(Saved data entries)
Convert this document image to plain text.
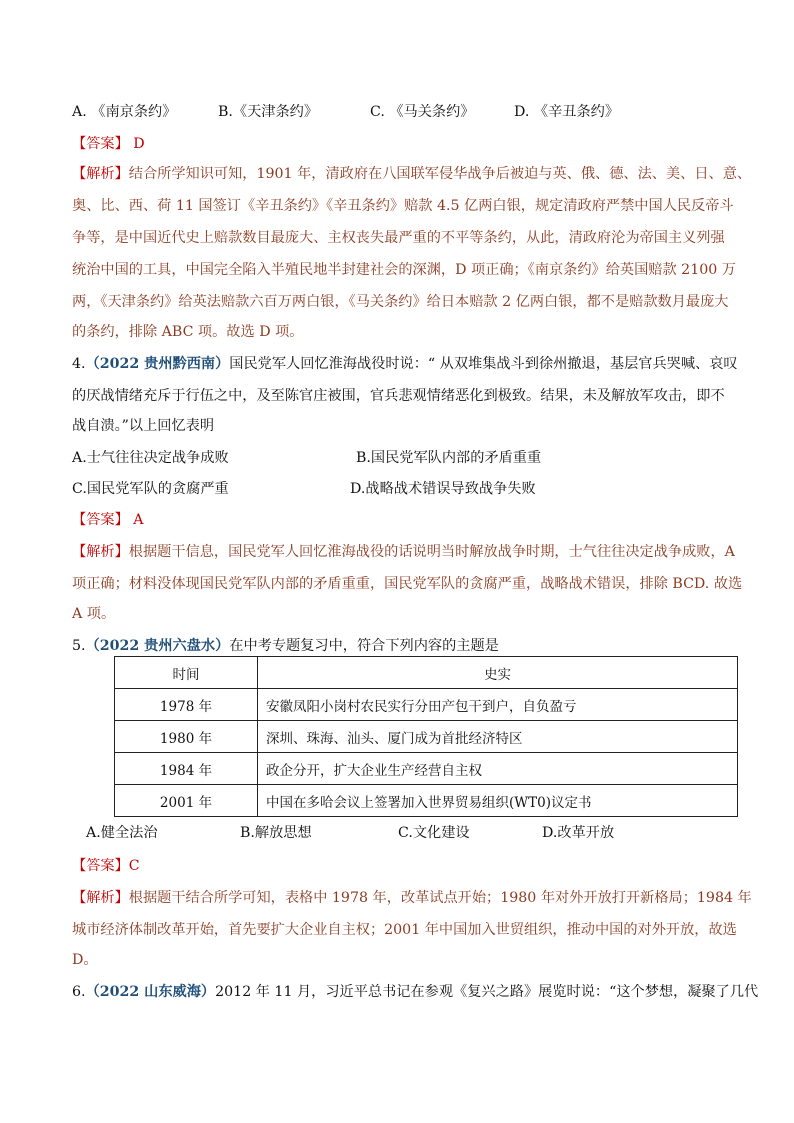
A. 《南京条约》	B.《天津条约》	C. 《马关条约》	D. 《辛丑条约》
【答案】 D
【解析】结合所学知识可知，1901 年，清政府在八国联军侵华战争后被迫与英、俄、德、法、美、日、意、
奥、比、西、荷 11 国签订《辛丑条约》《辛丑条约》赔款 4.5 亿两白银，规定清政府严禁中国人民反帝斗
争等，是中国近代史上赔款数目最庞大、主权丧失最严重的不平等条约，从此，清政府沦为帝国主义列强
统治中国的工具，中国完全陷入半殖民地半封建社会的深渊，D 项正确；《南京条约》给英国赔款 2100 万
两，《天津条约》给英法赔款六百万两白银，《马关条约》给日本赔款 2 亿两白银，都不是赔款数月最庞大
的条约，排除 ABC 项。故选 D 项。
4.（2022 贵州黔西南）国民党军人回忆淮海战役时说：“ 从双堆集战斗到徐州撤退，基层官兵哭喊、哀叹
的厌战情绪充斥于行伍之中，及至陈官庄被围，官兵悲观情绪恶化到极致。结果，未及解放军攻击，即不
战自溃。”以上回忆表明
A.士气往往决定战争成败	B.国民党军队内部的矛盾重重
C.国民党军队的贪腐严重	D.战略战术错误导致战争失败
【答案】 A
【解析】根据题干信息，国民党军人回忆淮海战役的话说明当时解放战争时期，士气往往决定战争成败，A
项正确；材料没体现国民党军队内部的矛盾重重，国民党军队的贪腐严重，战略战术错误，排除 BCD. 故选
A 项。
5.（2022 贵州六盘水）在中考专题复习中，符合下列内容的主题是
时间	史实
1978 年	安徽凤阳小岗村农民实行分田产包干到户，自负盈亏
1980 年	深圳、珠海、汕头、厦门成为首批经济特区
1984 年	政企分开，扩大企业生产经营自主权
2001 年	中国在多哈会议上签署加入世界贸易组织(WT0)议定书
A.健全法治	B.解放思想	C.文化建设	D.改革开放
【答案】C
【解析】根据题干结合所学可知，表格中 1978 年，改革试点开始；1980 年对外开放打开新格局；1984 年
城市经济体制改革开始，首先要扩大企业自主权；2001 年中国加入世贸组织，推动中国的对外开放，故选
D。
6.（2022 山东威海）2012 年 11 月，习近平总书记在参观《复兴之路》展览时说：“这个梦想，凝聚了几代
...
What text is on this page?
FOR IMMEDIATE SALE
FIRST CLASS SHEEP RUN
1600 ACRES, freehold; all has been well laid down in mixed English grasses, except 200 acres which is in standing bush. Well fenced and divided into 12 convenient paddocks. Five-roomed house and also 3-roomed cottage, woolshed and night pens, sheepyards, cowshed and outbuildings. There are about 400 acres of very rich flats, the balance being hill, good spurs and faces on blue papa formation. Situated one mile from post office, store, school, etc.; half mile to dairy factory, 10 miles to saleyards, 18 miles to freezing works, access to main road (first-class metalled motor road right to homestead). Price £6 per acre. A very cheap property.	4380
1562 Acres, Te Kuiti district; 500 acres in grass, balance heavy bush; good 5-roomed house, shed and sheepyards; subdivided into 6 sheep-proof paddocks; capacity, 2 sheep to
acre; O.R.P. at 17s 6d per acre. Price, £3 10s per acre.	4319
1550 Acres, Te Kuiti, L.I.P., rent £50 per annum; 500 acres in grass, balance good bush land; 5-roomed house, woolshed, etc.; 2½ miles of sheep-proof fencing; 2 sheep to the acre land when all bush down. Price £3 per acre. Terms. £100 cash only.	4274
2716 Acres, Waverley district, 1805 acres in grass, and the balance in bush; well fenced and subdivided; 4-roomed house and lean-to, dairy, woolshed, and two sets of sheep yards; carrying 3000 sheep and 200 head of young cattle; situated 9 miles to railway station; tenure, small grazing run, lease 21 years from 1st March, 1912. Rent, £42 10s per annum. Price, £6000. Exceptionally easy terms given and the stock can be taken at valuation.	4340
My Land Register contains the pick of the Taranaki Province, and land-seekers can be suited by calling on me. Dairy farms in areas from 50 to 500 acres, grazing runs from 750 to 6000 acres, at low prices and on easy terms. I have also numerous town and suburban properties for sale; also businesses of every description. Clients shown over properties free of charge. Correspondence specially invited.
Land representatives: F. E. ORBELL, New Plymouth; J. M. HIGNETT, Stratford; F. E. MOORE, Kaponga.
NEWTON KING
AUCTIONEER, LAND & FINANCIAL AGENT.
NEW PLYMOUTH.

What is being asked: Exactly how many lines of the material contain the word "亿两白银"? Write the number alone.

Output of the exercise: 2